TASK TO CARRY OUT
Give back the full listing, character for character, with no pictures.

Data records

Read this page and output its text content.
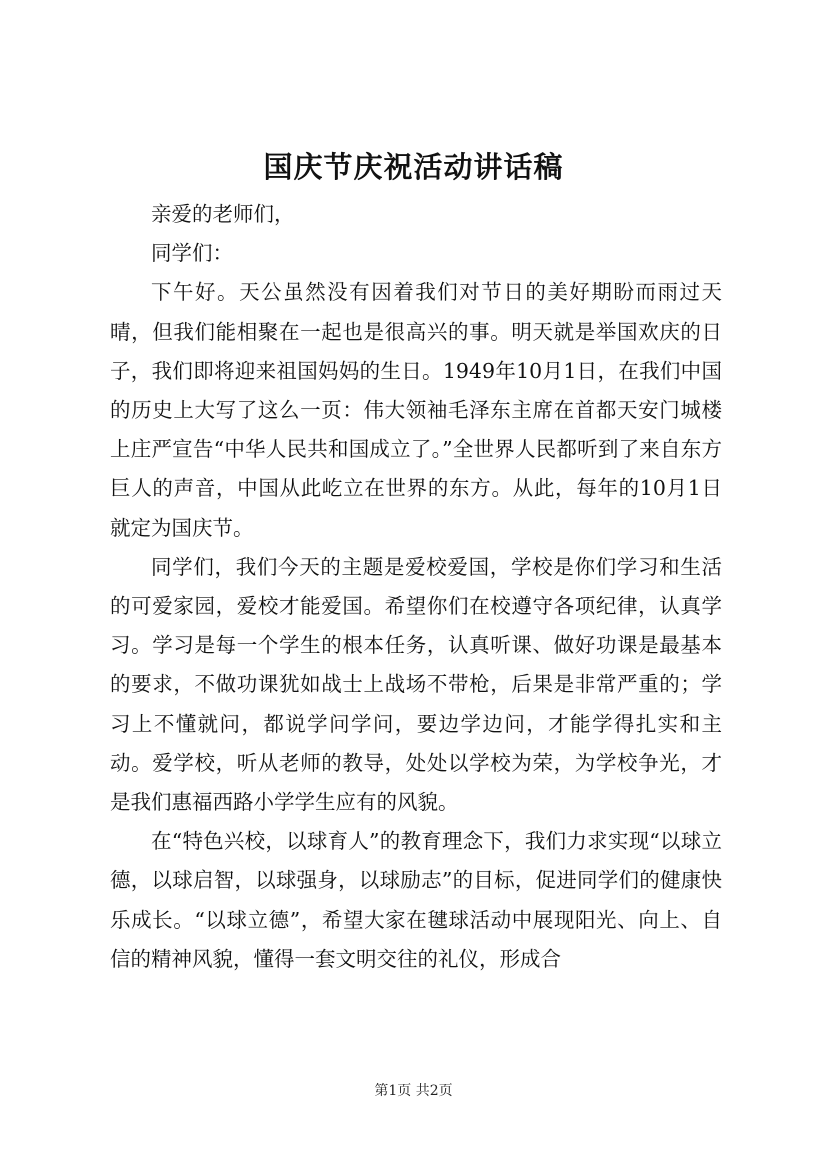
国庆节庆祝活动讲话稿

亲爱的老师们，

同学们：

下午好。天公虽然没有因着我们对节日的美好期盼而雨过天晴，但我们能相聚在一起也是很高兴的事。明天就是举国欢庆的日子，我们即将迎来祖国妈妈的生日。1949年10月1日，在我们中国的历史上大写了这么一页：伟大领袖毛泽东主席在首都天安门城楼上庄严宣告“中华人民共和国成立了。”全世界人民都听到了来自东方巨人的声音，中国从此屹立在世界的东方。从此，每年的10月1日就定为国庆节。

同学们，我们今天的主题是爱校爱国，学校是你们学习和生活的可爱家园，爱校才能爱国。希望你们在校遵守各项纪律，认真学习。学习是每一个学生的根本任务，认真听课、做好功课是最基本的要求，不做功课犹如战士上战场不带枪，后果是非常严重的；学习上不懂就问，都说学问学问，要边学边问，才能学得扎实和主动。爱学校，听从老师的教导，处处以学校为荣，为学校争光，才是我们惠福西路小学学生应有的风貌。

在“特色兴校，以球育人”的教育理念下，我们力求实现“以球立德，以球启智，以球强身，以球励志”的目标，促进同学们的健康快乐成长。“以球立德”，希望大家在毽球活动中展现阳光、向上、自信的精神风貌，懂得一套文明交往的礼仪，形成合

第1页 共2页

COMPLETE OUTPUT
Read this page and output its text content.
国庆节庆祝活动讲话稿

亲爱的老师们，

同学们：

下午好。天公虽然没有因着我们对节日的美好期盼而雨过天晴，但我们能相聚在一起也是很高兴的事。明天就是举国欢庆的日子，我们即将迎来祖国妈妈的生日。1949年10月1日，在我们中国的历史上大写了这么一页：伟大领袖毛泽东主席在首都天安门城楼上庄严宣告“中华人民共和国成立了。”全世界人民都听到了来自东方巨人的声音，中国从此屹立在世界的东方。从此，每年的10月1日就定为国庆节。

同学们，我们今天的主题是爱校爱国，学校是你们学习和生活的可爱家园，爱校才能爱国。希望你们在校遵守各项纪律，认真学习。学习是每一个学生的根本任务，认真听课、做好功课是最基本的要求，不做功课犹如战士上战场不带枪，后果是非常严重的；学习上不懂就问，都说学问学问，要边学边问，才能学得扎实和主动。爱学校，听从老师的教导，处处以学校为荣，为学校争光，才是我们惠福西路小学学生应有的风貌。

在“特色兴校，以球育人”的教育理念下，我们力求实现“以球立德，以球启智，以球强身，以球励志”的目标，促进同学们的健康快乐成长。“以球立德”，希望大家在毽球活动中展现阳光、向上、自信的精神风貌，懂得一套文明交往的礼仪，形成合

第1页 共2页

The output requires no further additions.